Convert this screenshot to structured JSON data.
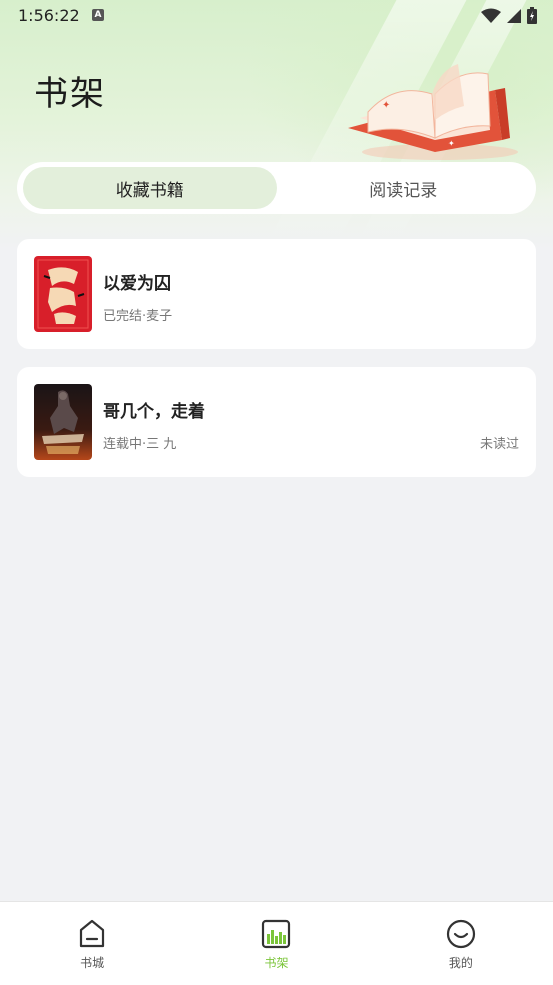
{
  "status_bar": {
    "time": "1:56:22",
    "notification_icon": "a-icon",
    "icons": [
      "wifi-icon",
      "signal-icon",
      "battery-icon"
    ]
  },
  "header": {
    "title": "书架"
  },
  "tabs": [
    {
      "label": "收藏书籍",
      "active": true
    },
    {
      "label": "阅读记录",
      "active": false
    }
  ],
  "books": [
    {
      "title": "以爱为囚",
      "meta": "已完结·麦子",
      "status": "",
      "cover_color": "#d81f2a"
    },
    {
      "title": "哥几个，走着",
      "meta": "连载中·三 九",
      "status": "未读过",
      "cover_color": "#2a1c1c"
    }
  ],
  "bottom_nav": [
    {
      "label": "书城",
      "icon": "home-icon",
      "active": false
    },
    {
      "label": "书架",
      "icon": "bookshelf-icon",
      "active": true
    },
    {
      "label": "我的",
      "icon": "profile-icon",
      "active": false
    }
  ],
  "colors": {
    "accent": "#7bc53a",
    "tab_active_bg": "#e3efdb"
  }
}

=====

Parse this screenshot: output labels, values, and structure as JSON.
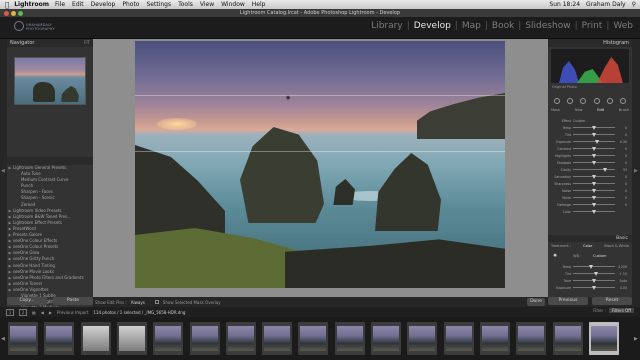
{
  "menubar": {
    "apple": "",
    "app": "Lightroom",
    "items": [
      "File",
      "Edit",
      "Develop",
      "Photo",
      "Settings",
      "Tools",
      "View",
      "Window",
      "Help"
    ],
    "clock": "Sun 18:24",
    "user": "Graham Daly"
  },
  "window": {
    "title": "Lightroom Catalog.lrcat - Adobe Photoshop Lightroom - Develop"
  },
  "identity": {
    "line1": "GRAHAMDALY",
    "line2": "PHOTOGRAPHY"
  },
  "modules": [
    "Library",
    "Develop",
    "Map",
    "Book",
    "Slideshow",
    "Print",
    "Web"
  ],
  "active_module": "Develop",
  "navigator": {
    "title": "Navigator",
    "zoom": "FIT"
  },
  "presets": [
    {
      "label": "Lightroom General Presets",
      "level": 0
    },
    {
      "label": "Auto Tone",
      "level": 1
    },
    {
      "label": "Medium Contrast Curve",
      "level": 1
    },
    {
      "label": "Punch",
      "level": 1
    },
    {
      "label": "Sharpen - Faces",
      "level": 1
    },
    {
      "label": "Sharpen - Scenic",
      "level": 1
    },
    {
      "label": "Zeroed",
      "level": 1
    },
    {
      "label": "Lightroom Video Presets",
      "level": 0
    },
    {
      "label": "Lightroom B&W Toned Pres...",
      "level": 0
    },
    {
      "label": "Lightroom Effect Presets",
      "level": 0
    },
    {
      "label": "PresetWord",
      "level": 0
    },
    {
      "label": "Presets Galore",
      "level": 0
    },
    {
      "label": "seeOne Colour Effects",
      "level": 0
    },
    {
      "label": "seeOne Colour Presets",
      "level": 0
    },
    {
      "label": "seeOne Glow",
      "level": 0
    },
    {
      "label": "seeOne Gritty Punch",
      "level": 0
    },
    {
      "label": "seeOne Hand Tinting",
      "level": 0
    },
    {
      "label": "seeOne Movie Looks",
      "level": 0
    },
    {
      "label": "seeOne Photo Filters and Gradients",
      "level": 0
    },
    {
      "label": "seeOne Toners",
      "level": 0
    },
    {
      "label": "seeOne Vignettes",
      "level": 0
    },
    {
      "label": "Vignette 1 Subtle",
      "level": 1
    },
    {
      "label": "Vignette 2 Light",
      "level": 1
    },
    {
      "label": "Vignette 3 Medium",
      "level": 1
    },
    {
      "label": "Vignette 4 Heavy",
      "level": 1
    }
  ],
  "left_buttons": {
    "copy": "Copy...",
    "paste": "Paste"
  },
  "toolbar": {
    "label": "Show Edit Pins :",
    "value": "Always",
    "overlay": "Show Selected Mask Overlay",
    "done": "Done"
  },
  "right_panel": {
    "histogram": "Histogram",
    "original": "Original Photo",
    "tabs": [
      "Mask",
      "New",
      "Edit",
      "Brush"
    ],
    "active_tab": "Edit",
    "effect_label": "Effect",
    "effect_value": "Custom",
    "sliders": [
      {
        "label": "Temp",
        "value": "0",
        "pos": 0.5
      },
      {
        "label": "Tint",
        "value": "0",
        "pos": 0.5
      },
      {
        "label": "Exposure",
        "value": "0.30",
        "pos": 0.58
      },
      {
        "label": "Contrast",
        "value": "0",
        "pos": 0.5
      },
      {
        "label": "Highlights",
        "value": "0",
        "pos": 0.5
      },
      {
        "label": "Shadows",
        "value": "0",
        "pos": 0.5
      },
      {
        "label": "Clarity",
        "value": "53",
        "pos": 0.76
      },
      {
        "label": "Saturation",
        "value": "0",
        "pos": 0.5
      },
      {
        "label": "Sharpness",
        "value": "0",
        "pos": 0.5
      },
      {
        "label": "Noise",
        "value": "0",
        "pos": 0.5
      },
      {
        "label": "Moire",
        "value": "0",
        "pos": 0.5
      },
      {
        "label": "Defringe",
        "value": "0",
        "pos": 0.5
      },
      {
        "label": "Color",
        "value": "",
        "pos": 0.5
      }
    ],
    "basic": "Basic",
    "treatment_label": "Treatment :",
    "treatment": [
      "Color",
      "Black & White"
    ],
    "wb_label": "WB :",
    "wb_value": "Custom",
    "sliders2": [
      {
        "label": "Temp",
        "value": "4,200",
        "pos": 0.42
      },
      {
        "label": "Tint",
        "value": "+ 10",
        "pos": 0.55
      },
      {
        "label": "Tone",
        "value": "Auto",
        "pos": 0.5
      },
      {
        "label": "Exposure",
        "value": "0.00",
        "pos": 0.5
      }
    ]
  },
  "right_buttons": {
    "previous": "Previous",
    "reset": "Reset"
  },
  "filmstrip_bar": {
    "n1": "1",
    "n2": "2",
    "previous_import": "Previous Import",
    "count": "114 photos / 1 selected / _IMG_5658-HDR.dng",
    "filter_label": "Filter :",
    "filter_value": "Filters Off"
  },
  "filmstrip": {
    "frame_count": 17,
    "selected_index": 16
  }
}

=====

EXERCISE AIM. Locate the lines above that contain "Mask" and copy them.

RESULT.
    "overlay": "Show Selected Mask Overlay",
      "Mask",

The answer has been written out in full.